REQUIRED TASK. Print the entries in full, word for word, but not the pictures.

_ _ _

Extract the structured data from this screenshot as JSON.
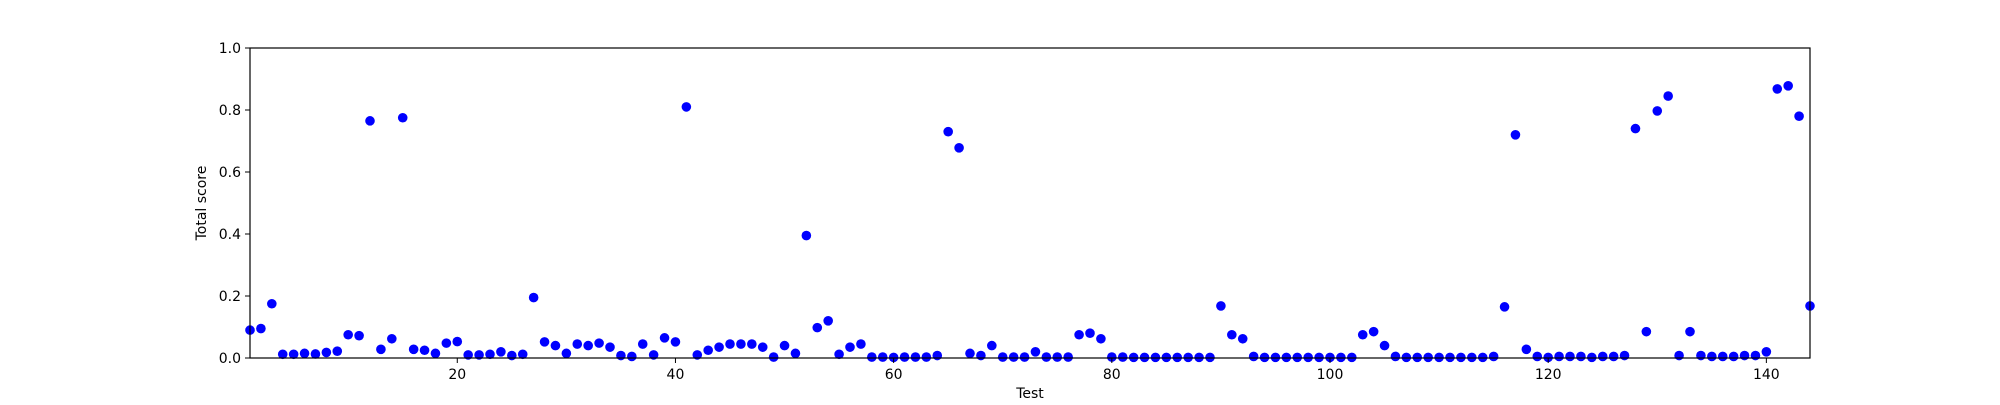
{
  "chart_data": {
    "type": "scatter",
    "title": "",
    "xlabel": "Test",
    "ylabel": "Total score",
    "xlim": [
      1,
      144
    ],
    "ylim": [
      0.0,
      1.0
    ],
    "xticks": [
      20,
      40,
      60,
      80,
      100,
      120,
      140
    ],
    "xtick_labels": [
      "20",
      "40",
      "60",
      "80",
      "100",
      "120",
      "140"
    ],
    "yticks": [
      0.0,
      0.2,
      0.4,
      0.6,
      0.8,
      1.0
    ],
    "ytick_labels": [
      "0.0",
      "0.2",
      "0.4",
      "0.6",
      "0.8",
      "1.0"
    ],
    "grid": false,
    "marker_color": "#0000ff",
    "series": [
      {
        "x": [
          1,
          2,
          3,
          4,
          5,
          6,
          7,
          8,
          9,
          10,
          11,
          12,
          13,
          14,
          15,
          16,
          17,
          18,
          19,
          20,
          21,
          22,
          23,
          24,
          25,
          26,
          27,
          28,
          29,
          30,
          31,
          32,
          33,
          34,
          35,
          36,
          37,
          38,
          39,
          40,
          41,
          42,
          43,
          44,
          45,
          46,
          47,
          48,
          49,
          50,
          51,
          52,
          53,
          54,
          55,
          56,
          57,
          58,
          59,
          60,
          61,
          62,
          63,
          64,
          65,
          66,
          67,
          68,
          69,
          70,
          71,
          72,
          73,
          74,
          75,
          76,
          77,
          78,
          79,
          80,
          81,
          82,
          83,
          84,
          85,
          86,
          87,
          88,
          89,
          90,
          91,
          92,
          93,
          94,
          95,
          96,
          97,
          98,
          99,
          100,
          101,
          102,
          103,
          104,
          105,
          106,
          107,
          108,
          109,
          110,
          111,
          112,
          113,
          114,
          115,
          116,
          117,
          118,
          119,
          120,
          121,
          122,
          123,
          124,
          125,
          126,
          127,
          128,
          129,
          130,
          131,
          132,
          133,
          134,
          135,
          136,
          137,
          138,
          139,
          140,
          141,
          142,
          143,
          144
        ],
        "y": [
          0.09,
          0.095,
          0.175,
          0.012,
          0.012,
          0.015,
          0.013,
          0.018,
          0.022,
          0.075,
          0.072,
          0.765,
          0.028,
          0.062,
          0.775,
          0.028,
          0.025,
          0.015,
          0.048,
          0.053,
          0.01,
          0.01,
          0.012,
          0.02,
          0.008,
          0.012,
          0.195,
          0.052,
          0.04,
          0.015,
          0.045,
          0.04,
          0.048,
          0.035,
          0.008,
          0.005,
          0.045,
          0.01,
          0.065,
          0.052,
          0.81,
          0.01,
          0.025,
          0.035,
          0.045,
          0.045,
          0.045,
          0.035,
          0.003,
          0.04,
          0.015,
          0.395,
          0.098,
          0.12,
          0.012,
          0.035,
          0.045,
          0.003,
          0.003,
          0.002,
          0.003,
          0.003,
          0.003,
          0.008,
          0.73,
          0.678,
          0.015,
          0.008,
          0.04,
          0.003,
          0.003,
          0.003,
          0.02,
          0.003,
          0.003,
          0.003,
          0.075,
          0.08,
          0.062,
          0.003,
          0.003,
          0.002,
          0.002,
          0.002,
          0.002,
          0.002,
          0.002,
          0.002,
          0.002,
          0.168,
          0.075,
          0.062,
          0.005,
          0.002,
          0.002,
          0.002,
          0.002,
          0.002,
          0.002,
          0.002,
          0.002,
          0.002,
          0.075,
          0.085,
          0.04,
          0.005,
          0.002,
          0.002,
          0.002,
          0.002,
          0.002,
          0.002,
          0.002,
          0.002,
          0.005,
          0.165,
          0.72,
          0.028,
          0.005,
          0.002,
          0.005,
          0.005,
          0.005,
          0.002,
          0.005,
          0.005,
          0.008,
          0.74,
          0.085,
          0.797,
          0.845,
          0.008,
          0.085,
          0.008,
          0.005,
          0.005,
          0.005,
          0.008,
          0.008,
          0.02,
          0.868,
          0.878,
          0.78,
          0.168
        ]
      }
    ]
  }
}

_ _ _

RESULT OF THIS TASK.
Extract the structured data from this screenshot as JSON.
{
  "chart_data": {
    "type": "scatter",
    "title": "",
    "xlabel": "Test",
    "ylabel": "Total score",
    "xlim": [
      1,
      144
    ],
    "ylim": [
      0.0,
      1.0
    ],
    "xticks": [
      20,
      40,
      60,
      80,
      100,
      120,
      140
    ],
    "xtick_labels": [
      "20",
      "40",
      "60",
      "80",
      "100",
      "120",
      "140"
    ],
    "yticks": [
      0.0,
      0.2,
      0.4,
      0.6,
      0.8,
      1.0
    ],
    "ytick_labels": [
      "0.0",
      "0.2",
      "0.4",
      "0.6",
      "0.8",
      "1.0"
    ],
    "grid": false,
    "marker_color": "#0000ff",
    "series": [
      {
        "x": [
          1,
          2,
          3,
          4,
          5,
          6,
          7,
          8,
          9,
          10,
          11,
          12,
          13,
          14,
          15,
          16,
          17,
          18,
          19,
          20,
          21,
          22,
          23,
          24,
          25,
          26,
          27,
          28,
          29,
          30,
          31,
          32,
          33,
          34,
          35,
          36,
          37,
          38,
          39,
          40,
          41,
          42,
          43,
          44,
          45,
          46,
          47,
          48,
          49,
          50,
          51,
          52,
          53,
          54,
          55,
          56,
          57,
          58,
          59,
          60,
          61,
          62,
          63,
          64,
          65,
          66,
          67,
          68,
          69,
          70,
          71,
          72,
          73,
          74,
          75,
          76,
          77,
          78,
          79,
          80,
          81,
          82,
          83,
          84,
          85,
          86,
          87,
          88,
          89,
          90,
          91,
          92,
          93,
          94,
          95,
          96,
          97,
          98,
          99,
          100,
          101,
          102,
          103,
          104,
          105,
          106,
          107,
          108,
          109,
          110,
          111,
          112,
          113,
          114,
          115,
          116,
          117,
          118,
          119,
          120,
          121,
          122,
          123,
          124,
          125,
          126,
          127,
          128,
          129,
          130,
          131,
          132,
          133,
          134,
          135,
          136,
          137,
          138,
          139,
          140,
          141,
          142,
          143,
          144
        ],
        "y": [
          0.09,
          0.095,
          0.175,
          0.012,
          0.012,
          0.015,
          0.013,
          0.018,
          0.022,
          0.075,
          0.072,
          0.765,
          0.028,
          0.062,
          0.775,
          0.028,
          0.025,
          0.015,
          0.048,
          0.053,
          0.01,
          0.01,
          0.012,
          0.02,
          0.008,
          0.012,
          0.195,
          0.052,
          0.04,
          0.015,
          0.045,
          0.04,
          0.048,
          0.035,
          0.008,
          0.005,
          0.045,
          0.01,
          0.065,
          0.052,
          0.81,
          0.01,
          0.025,
          0.035,
          0.045,
          0.045,
          0.045,
          0.035,
          0.003,
          0.04,
          0.015,
          0.395,
          0.098,
          0.12,
          0.012,
          0.035,
          0.045,
          0.003,
          0.003,
          0.002,
          0.003,
          0.003,
          0.003,
          0.008,
          0.73,
          0.678,
          0.015,
          0.008,
          0.04,
          0.003,
          0.003,
          0.003,
          0.02,
          0.003,
          0.003,
          0.003,
          0.075,
          0.08,
          0.062,
          0.003,
          0.003,
          0.002,
          0.002,
          0.002,
          0.002,
          0.002,
          0.002,
          0.002,
          0.002,
          0.168,
          0.075,
          0.062,
          0.005,
          0.002,
          0.002,
          0.002,
          0.002,
          0.002,
          0.002,
          0.002,
          0.002,
          0.002,
          0.075,
          0.085,
          0.04,
          0.005,
          0.002,
          0.002,
          0.002,
          0.002,
          0.002,
          0.002,
          0.002,
          0.002,
          0.005,
          0.165,
          0.72,
          0.028,
          0.005,
          0.002,
          0.005,
          0.005,
          0.005,
          0.002,
          0.005,
          0.005,
          0.008,
          0.74,
          0.085,
          0.797,
          0.845,
          0.008,
          0.085,
          0.008,
          0.005,
          0.005,
          0.005,
          0.008,
          0.008,
          0.02,
          0.868,
          0.878,
          0.78,
          0.168
        ]
      }
    ]
  }
}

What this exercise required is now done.